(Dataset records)

+ + + +

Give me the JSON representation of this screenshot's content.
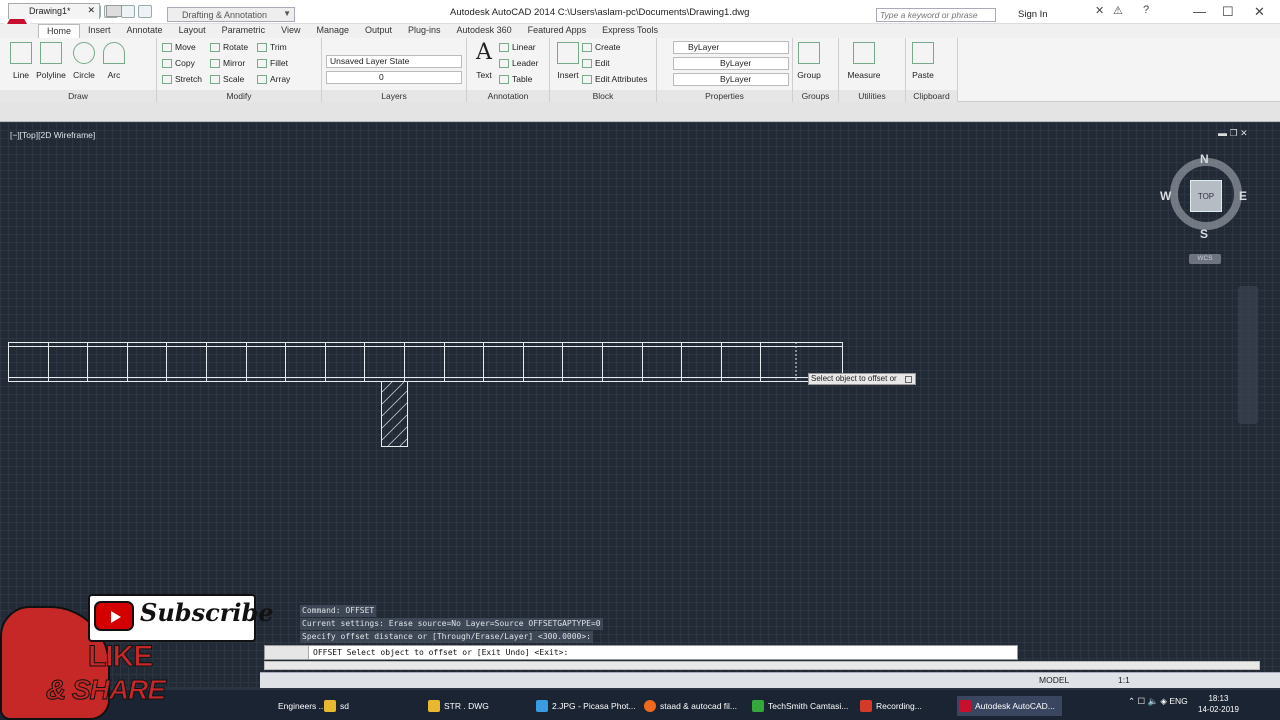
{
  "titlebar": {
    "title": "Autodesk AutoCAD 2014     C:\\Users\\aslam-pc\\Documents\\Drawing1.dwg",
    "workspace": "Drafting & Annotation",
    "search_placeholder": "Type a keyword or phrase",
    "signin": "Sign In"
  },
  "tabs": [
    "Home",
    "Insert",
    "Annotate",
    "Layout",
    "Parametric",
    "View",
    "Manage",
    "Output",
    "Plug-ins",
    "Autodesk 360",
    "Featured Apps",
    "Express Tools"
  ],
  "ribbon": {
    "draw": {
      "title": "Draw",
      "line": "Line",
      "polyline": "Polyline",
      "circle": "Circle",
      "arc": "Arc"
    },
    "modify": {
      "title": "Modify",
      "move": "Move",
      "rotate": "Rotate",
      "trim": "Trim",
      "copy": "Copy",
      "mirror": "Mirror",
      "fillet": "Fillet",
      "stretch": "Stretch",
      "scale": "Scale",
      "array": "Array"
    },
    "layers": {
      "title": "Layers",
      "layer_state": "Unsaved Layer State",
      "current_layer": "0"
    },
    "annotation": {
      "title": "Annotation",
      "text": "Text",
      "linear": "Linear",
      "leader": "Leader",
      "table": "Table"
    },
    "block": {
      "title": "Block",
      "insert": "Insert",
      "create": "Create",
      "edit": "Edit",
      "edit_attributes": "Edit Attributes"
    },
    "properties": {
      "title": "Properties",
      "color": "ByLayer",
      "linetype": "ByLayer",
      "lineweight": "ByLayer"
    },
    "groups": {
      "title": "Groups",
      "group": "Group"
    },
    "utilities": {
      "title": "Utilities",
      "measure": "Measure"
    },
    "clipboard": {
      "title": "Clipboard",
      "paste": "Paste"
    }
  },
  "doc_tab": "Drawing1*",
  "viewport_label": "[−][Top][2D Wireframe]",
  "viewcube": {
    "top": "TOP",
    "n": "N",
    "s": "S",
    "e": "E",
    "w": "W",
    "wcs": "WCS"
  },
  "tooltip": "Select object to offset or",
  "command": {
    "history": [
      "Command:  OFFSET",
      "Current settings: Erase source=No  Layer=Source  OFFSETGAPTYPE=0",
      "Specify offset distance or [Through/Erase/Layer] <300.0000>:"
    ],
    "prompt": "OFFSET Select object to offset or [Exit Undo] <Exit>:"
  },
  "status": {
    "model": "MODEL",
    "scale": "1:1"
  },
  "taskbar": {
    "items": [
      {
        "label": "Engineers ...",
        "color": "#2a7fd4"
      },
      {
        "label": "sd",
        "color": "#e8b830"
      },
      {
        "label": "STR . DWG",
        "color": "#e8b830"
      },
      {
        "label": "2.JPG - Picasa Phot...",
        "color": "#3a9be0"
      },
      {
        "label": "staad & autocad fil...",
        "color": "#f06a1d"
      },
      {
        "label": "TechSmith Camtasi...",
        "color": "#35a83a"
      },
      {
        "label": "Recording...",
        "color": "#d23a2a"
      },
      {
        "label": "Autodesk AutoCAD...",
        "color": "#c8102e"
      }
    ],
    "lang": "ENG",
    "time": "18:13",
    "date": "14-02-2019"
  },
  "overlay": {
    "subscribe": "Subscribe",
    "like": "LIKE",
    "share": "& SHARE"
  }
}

+ + + +

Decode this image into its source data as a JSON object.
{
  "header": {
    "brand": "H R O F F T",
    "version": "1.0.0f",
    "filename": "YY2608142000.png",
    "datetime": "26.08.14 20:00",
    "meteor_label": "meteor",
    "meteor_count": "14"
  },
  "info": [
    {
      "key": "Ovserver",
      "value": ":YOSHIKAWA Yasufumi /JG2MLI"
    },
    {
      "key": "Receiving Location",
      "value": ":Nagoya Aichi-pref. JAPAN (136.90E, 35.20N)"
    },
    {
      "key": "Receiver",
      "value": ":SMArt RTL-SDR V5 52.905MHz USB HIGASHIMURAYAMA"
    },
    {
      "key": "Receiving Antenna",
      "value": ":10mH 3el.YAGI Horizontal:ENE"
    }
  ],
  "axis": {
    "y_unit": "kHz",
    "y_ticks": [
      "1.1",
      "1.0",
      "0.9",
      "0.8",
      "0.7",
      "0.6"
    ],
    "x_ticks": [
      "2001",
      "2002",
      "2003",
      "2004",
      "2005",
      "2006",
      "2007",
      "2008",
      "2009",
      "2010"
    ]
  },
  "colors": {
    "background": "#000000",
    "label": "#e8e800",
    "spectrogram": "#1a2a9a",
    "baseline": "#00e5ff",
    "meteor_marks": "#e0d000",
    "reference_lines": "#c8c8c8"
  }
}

+ + + +

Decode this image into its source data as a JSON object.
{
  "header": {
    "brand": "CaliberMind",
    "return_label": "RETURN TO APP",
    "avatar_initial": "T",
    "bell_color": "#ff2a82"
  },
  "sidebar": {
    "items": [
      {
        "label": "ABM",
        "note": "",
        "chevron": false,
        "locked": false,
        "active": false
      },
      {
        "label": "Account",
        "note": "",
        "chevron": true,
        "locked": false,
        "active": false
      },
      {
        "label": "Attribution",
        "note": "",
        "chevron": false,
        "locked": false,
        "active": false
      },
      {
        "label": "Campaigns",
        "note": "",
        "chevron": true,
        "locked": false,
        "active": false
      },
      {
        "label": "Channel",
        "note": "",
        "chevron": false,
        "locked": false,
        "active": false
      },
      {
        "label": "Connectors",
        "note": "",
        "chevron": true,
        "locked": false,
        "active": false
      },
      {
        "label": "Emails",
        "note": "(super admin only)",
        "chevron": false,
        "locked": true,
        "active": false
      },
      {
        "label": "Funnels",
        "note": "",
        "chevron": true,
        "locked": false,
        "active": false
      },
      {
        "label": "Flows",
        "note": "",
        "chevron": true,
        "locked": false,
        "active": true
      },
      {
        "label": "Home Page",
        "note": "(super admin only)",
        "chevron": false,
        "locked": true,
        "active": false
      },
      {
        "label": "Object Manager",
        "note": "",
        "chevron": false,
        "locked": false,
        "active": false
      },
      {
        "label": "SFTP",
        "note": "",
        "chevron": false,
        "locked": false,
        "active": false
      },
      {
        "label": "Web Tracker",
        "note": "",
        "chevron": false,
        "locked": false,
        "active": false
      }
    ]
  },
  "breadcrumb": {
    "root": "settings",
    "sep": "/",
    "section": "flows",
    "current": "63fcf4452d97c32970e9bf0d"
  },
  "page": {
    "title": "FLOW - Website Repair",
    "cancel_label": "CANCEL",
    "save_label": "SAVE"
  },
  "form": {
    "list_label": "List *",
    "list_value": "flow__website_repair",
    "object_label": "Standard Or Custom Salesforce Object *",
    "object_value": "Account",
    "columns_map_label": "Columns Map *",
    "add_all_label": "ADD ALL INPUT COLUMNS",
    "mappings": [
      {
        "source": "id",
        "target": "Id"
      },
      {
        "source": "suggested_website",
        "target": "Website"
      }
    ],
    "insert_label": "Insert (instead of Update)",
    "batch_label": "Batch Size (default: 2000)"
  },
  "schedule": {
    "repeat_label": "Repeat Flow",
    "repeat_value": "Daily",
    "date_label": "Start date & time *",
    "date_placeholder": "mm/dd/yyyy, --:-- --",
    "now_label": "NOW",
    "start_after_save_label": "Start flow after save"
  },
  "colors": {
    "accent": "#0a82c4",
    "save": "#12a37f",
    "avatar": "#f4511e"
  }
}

+ + + +

YOUR OBJECTIVE
Identify every line holding the word "ByLayer" and copy it out.

CORRECT RESPONSE
      "color": "ByLayer",
      "linetype": "ByLayer",
      "lineweight": "ByLayer"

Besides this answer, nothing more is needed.